Short task:
Gather all lines in the entries that include the word "ходу".

Extracted records:
------------------------------------------------------------------------

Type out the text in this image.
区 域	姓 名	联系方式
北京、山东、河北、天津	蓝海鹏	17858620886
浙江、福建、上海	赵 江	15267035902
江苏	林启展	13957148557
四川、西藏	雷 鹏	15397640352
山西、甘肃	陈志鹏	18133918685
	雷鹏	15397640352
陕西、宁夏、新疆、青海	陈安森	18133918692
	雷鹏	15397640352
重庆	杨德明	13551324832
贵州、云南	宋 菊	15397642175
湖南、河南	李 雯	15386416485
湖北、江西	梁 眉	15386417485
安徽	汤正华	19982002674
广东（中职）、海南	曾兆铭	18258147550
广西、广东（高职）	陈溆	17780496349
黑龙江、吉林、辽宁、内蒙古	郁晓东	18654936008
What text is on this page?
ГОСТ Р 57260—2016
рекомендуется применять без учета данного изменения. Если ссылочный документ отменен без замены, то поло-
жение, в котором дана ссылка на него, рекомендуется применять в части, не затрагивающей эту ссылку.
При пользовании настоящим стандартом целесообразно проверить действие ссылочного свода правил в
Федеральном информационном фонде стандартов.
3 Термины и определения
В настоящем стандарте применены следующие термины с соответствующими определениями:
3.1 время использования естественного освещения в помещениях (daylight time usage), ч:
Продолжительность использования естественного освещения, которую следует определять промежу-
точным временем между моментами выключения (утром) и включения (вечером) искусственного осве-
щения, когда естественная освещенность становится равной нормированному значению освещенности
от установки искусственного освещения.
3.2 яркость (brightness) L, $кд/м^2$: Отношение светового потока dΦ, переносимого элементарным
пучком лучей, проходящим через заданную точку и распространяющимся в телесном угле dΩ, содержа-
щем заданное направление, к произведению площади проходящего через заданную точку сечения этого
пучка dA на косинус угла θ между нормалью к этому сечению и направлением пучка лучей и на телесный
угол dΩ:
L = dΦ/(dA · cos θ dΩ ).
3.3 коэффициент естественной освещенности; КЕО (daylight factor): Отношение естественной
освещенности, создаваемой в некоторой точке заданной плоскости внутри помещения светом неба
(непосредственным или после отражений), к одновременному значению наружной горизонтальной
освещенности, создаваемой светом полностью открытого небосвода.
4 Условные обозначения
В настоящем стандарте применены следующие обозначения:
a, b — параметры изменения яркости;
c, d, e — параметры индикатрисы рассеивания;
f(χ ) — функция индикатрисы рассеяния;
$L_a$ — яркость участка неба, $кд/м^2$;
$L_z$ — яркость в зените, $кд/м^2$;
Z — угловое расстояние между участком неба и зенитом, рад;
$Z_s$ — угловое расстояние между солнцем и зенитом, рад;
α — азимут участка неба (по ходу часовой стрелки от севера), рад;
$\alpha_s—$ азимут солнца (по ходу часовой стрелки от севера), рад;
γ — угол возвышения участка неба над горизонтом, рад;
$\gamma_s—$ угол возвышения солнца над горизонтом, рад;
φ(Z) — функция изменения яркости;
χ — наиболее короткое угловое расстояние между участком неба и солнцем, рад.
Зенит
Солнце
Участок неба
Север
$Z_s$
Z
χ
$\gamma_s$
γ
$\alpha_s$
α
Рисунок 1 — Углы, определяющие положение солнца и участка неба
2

------------------------------------------------------------------------

Task response:
α — азимут участка неба (по ходу часовой стрелки от севера), рад;
$\alpha_s—$ азимут солнца (по ходу часовой стрелки от севера), рад;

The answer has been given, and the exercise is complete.